● **OBJECTIVE**
Select and reproduce each line of the listing below that bears the string "screenshot".

Start of MATERIALS PROVIDED

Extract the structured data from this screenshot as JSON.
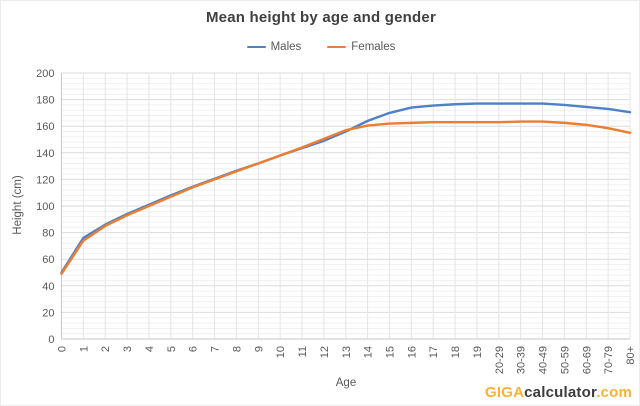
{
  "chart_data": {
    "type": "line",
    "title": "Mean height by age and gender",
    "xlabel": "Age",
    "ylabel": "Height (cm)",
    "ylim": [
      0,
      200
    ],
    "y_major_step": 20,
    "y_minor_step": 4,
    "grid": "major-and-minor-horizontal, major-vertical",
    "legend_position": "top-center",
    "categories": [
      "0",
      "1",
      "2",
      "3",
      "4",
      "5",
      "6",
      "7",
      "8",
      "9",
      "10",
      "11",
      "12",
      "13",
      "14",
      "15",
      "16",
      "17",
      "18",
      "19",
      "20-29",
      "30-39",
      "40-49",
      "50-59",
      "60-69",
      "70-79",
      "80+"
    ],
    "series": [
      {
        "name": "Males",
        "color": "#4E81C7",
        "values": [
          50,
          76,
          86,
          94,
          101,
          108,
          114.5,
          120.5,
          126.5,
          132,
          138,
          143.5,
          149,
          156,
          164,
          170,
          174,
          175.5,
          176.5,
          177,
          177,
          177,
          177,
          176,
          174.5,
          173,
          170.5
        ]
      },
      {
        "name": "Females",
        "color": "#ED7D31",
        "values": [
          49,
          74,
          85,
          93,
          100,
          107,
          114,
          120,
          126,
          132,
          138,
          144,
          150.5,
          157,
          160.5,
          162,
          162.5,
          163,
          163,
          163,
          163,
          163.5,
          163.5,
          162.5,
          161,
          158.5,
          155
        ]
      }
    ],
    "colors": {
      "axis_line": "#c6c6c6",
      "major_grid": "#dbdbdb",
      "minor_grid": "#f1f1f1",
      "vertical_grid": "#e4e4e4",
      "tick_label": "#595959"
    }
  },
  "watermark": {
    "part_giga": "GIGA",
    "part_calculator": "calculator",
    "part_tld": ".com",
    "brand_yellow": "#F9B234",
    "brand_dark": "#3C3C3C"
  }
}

End of MATERIALS PROVIDED
Start of MATERIALS PROVIDED

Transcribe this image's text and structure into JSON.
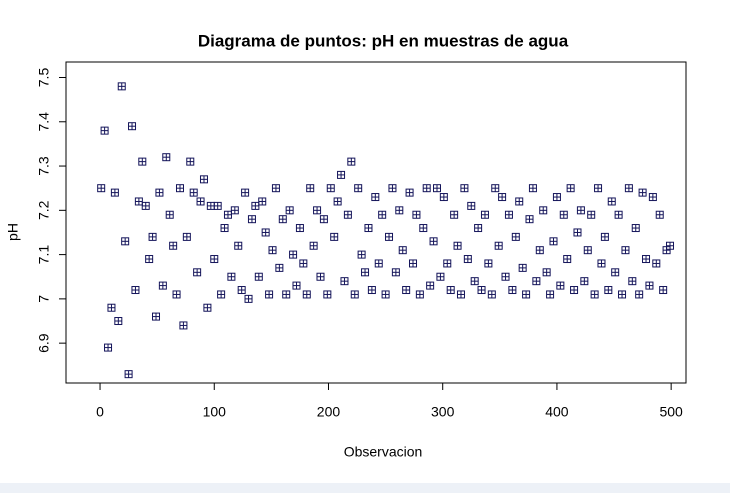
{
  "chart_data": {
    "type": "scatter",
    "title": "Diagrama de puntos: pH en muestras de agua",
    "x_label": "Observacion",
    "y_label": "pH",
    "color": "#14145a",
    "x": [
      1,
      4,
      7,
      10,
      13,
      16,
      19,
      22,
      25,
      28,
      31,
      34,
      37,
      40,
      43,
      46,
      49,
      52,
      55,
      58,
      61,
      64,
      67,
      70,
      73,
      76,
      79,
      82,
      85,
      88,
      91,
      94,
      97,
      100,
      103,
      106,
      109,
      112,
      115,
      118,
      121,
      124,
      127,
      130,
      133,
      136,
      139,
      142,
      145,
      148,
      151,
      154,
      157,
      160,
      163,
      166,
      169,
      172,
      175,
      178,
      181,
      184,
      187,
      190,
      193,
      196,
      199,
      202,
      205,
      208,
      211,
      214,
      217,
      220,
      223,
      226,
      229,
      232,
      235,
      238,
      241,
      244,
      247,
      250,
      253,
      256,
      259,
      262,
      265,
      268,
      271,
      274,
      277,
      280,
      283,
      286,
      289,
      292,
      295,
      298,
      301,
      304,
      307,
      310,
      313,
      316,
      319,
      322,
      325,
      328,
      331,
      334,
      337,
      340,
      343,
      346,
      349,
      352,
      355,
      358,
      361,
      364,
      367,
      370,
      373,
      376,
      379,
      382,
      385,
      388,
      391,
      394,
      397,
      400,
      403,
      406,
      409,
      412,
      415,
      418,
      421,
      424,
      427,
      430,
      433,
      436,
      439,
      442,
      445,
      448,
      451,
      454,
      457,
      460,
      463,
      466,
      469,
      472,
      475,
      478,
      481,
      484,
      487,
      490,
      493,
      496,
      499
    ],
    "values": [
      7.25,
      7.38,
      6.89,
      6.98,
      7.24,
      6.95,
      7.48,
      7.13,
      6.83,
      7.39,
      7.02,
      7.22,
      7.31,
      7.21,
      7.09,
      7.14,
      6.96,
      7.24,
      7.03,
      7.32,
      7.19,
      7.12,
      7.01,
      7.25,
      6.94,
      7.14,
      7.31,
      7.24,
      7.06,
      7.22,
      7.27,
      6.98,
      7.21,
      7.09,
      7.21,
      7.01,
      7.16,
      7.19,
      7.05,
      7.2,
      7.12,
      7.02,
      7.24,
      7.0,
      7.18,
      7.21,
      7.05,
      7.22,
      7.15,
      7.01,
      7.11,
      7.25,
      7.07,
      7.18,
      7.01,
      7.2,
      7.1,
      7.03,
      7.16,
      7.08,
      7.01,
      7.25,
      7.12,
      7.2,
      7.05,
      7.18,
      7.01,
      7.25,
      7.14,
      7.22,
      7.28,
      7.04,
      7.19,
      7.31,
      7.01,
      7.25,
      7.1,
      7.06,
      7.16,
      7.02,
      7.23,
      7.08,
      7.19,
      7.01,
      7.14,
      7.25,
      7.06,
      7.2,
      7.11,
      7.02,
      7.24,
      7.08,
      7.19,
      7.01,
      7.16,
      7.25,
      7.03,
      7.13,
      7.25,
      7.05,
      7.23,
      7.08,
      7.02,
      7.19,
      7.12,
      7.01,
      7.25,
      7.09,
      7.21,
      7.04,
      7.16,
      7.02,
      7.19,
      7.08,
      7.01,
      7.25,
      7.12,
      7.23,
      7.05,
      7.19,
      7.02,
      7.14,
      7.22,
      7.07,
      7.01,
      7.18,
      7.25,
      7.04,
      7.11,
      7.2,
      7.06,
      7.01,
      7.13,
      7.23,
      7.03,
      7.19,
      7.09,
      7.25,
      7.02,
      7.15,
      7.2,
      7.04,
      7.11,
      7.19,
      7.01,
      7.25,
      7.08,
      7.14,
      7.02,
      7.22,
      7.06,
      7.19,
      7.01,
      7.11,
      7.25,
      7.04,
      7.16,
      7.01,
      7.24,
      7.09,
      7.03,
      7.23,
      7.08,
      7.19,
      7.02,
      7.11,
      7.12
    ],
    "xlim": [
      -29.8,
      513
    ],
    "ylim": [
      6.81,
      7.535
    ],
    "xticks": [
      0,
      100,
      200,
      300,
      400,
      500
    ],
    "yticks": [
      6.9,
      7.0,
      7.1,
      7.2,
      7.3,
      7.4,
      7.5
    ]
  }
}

End of MATERIALS PROVIDED
Start of MATERIALS PROVIDED

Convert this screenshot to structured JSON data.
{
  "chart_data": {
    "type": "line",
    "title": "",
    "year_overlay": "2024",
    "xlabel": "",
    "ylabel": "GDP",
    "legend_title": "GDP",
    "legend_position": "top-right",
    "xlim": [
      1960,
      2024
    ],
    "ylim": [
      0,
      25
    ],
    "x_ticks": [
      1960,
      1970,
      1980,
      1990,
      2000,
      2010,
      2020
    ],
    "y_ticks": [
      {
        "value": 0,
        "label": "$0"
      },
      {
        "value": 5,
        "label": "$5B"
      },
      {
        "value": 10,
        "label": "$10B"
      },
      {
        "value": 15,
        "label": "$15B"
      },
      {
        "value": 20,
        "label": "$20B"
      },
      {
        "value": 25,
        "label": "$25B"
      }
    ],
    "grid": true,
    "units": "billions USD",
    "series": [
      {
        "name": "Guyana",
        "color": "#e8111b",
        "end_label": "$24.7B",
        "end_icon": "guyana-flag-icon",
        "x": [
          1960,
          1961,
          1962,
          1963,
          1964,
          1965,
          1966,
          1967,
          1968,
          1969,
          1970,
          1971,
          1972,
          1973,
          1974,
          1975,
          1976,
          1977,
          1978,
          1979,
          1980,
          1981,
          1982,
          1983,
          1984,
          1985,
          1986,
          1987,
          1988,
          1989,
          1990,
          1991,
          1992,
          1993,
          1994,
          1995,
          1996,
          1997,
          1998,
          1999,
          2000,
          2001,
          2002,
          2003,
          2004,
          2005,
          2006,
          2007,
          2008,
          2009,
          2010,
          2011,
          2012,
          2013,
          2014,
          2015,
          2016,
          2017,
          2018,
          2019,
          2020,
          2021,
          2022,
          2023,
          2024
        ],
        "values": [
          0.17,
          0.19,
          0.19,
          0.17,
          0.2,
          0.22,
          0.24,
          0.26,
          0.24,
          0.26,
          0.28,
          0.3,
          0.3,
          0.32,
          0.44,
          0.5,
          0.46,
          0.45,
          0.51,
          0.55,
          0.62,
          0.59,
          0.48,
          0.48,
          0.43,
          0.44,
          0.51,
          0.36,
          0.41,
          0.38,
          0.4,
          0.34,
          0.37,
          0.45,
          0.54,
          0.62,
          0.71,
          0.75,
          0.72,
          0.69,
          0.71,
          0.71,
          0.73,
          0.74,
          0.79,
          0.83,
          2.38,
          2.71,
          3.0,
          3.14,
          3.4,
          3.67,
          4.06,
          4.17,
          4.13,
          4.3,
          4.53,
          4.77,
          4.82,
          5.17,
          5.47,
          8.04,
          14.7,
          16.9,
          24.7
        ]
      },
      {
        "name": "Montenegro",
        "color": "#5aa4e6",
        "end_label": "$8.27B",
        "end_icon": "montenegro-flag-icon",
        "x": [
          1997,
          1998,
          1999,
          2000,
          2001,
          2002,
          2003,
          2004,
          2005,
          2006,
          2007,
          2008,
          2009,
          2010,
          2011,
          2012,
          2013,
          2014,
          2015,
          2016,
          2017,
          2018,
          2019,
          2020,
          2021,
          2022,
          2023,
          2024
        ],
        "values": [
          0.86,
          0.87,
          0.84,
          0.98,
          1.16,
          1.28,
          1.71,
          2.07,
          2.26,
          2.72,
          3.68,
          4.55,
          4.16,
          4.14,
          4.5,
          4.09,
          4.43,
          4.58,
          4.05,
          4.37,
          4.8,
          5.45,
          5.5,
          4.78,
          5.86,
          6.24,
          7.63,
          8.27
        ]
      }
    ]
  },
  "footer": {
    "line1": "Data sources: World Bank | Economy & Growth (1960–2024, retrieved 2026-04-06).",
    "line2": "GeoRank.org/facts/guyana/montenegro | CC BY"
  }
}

End of MATERIALS PROVIDED

● **THE RESPONSE**
Extract the structured data from this screenshot as JSON.
Convert this screenshot to structured JSON data.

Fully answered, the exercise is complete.